* [GOAL] Copy the listing below word for word, from its first line through the line holding "toc-page: 48 [1046,809,1075,867]", both included.
┄┄┄┄┄┄┄┄┄┄┄┄┄┄┄┄┄┄┄┄
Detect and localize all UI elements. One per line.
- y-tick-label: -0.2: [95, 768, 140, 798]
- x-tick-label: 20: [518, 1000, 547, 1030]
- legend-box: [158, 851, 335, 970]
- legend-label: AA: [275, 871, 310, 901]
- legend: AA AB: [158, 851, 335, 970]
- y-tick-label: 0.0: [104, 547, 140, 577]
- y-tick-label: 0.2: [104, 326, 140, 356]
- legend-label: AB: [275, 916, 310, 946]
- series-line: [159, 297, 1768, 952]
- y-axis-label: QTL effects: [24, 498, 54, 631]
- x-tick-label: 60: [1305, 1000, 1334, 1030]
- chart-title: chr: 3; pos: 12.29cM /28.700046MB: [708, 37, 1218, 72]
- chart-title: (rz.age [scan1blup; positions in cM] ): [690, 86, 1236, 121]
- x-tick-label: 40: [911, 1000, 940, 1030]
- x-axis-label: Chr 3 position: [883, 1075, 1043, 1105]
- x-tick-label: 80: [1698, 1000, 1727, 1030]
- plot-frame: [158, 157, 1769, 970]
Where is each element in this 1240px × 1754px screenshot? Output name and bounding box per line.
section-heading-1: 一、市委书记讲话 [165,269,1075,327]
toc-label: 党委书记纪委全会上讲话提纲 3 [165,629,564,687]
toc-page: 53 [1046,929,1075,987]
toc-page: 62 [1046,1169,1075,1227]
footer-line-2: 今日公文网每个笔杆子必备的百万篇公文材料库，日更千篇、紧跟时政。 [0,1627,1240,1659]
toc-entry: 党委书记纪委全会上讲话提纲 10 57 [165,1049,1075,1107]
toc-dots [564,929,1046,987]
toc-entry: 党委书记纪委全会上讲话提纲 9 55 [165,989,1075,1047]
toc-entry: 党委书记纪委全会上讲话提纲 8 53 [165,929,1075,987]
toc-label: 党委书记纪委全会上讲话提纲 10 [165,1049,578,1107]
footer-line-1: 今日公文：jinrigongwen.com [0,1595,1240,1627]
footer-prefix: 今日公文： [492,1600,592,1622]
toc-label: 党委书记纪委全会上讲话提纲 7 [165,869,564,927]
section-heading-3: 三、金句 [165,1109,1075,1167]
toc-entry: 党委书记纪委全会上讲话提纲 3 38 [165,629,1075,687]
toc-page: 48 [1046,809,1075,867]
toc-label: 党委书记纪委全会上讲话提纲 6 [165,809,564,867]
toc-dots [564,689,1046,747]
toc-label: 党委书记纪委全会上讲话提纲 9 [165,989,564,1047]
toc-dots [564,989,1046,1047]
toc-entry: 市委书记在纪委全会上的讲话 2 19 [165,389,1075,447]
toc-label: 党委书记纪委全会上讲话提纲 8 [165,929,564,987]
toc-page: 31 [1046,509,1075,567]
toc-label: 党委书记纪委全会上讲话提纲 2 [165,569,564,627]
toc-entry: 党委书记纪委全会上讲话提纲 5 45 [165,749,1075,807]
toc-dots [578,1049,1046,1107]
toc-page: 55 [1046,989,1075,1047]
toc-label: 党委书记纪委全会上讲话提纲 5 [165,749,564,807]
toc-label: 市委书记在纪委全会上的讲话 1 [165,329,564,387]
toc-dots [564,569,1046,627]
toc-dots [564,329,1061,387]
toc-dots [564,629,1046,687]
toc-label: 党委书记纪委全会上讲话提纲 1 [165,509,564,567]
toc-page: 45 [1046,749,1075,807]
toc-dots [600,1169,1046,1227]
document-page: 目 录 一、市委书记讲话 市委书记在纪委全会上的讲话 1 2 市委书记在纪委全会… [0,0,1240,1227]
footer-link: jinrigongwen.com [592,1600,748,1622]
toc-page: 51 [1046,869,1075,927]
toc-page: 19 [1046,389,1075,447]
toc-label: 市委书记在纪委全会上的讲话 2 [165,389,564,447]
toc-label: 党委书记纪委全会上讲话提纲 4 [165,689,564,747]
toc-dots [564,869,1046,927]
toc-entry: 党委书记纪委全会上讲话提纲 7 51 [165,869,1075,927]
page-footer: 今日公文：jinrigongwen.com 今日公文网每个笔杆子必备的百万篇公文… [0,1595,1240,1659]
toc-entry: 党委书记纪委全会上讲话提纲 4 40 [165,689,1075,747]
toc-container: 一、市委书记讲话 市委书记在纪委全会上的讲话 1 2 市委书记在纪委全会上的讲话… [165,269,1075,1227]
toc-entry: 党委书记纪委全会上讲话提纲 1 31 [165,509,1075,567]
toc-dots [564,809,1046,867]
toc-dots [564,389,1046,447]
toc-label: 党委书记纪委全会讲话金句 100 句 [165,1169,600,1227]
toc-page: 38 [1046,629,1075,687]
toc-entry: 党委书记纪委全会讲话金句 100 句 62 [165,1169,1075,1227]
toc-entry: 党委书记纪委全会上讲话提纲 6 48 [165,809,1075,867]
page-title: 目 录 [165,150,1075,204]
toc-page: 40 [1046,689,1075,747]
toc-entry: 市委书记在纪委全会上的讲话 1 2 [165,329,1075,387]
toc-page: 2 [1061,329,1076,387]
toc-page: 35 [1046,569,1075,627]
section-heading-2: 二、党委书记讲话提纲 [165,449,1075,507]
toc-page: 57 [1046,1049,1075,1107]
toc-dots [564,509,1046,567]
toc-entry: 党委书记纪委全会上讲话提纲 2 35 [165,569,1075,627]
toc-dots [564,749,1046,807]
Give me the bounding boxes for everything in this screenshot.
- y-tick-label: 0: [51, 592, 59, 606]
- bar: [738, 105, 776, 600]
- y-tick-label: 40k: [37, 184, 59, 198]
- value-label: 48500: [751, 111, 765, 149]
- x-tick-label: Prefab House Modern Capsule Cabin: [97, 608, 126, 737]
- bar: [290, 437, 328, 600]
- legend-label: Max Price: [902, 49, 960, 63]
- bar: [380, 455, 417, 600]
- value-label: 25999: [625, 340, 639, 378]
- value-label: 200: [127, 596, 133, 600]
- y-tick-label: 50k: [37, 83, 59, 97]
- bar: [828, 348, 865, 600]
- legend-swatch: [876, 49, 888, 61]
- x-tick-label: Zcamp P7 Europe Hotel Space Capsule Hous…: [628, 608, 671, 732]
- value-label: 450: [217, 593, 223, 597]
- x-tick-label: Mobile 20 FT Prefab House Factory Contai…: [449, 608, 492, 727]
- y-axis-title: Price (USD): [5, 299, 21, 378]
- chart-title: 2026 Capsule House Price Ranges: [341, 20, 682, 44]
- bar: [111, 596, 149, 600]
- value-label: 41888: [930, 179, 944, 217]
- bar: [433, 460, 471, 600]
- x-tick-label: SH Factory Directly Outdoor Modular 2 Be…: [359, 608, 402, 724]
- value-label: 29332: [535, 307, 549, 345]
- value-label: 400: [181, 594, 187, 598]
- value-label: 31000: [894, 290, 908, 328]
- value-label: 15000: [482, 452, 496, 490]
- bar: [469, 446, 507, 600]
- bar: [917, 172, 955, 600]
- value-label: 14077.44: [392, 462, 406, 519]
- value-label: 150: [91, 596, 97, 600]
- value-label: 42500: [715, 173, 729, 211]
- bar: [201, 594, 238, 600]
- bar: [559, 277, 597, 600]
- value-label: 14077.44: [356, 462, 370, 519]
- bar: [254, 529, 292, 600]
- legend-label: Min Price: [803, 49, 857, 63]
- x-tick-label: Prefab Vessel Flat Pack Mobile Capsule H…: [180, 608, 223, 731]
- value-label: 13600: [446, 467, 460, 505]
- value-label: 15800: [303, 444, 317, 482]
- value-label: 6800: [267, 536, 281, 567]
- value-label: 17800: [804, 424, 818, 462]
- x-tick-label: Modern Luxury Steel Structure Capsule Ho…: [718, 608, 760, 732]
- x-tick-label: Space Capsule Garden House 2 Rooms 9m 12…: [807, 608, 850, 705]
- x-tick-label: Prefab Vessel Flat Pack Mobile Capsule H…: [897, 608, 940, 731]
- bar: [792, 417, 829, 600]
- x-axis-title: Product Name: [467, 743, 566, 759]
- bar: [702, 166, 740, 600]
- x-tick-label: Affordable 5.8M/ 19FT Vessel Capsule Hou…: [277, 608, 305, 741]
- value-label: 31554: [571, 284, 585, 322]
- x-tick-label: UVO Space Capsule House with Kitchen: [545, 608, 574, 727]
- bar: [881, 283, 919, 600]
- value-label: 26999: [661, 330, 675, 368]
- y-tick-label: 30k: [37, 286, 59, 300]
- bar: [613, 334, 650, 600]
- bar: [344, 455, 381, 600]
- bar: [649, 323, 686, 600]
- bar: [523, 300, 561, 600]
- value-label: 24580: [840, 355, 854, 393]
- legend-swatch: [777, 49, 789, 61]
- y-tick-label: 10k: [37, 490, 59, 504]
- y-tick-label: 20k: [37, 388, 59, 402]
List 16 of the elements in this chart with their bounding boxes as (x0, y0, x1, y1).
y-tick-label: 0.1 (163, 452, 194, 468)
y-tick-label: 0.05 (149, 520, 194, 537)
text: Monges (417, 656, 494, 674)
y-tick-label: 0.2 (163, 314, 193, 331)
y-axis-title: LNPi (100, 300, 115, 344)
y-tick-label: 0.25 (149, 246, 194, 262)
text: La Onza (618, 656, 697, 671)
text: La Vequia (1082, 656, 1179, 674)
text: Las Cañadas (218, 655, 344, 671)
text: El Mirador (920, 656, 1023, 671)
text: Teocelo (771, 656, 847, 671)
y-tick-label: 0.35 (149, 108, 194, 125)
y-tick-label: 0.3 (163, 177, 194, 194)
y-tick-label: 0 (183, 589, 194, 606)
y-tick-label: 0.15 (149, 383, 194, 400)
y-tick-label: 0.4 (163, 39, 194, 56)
┄┄┄┄┄┄┄┄┄┄┄┄┄┄┄┄┄┄┄┄
* [CORRECT RESULT]
Detect and localize all UI elements. One per line.
- y-tick-label: -0.2: [95, 768, 140, 798]
- x-tick-label: 20: [518, 1000, 547, 1030]
- legend-box: [158, 851, 335, 970]
- legend-label: AA: [275, 871, 310, 901]
- legend: AA AB: [158, 851, 335, 970]
- y-tick-label: 0.0: [104, 547, 140, 577]
- y-tick-label: 0.2: [104, 326, 140, 356]
- legend-label: AB: [275, 916, 310, 946]
- series-line: [159, 297, 1768, 952]
- y-axis-label: QTL effects: [24, 498, 54, 631]
- x-tick-label: 60: [1305, 1000, 1334, 1030]
- chart-title: chr: 3; pos: 12.29cM /28.700046MB: [708, 37, 1218, 72]
- chart-title: (rz.age [scan1blup; positions in cM] ): [690, 86, 1236, 121]
- x-tick-label: 40: [911, 1000, 940, 1030]
- x-axis-label: Chr 3 position: [883, 1075, 1043, 1105]
- x-tick-label: 80: [1698, 1000, 1727, 1030]
- plot-frame: [158, 157, 1769, 970]
Where is each element in this 1240px × 1754px screenshot? Output name and bounding box per line.
section-heading-1: 一、市委书记讲话 [165,269,1075,327]
toc-label: 党委书记纪委全会上讲话提纲 3 [165,629,564,687]
toc-page: 53 [1046,929,1075,987]
toc-page: 62 [1046,1169,1075,1227]
footer-line-2: 今日公文网每个笔杆子必备的百万篇公文材料库，日更千篇、紧跟时政。 [0,1627,1240,1659]
toc-entry: 党委书记纪委全会上讲话提纲 10 57 [165,1049,1075,1107]
toc-dots [564,929,1046,987]
toc-entry: 党委书记纪委全会上讲话提纲 9 55 [165,989,1075,1047]
toc-entry: 党委书记纪委全会上讲话提纲 8 53 [165,929,1075,987]
toc-label: 党委书记纪委全会上讲话提纲 10 [165,1049,578,1107]
footer-line-1: 今日公文：jinrigongwen.com [0,1595,1240,1627]
footer-prefix: 今日公文： [492,1600,592,1622]
toc-label: 党委书记纪委全会上讲话提纲 7 [165,869,564,927]
section-heading-3: 三、金句 [165,1109,1075,1167]
toc-entry: 党委书记纪委全会上讲话提纲 3 38 [165,629,1075,687]
toc-page: 48 [1046,809,1075,867]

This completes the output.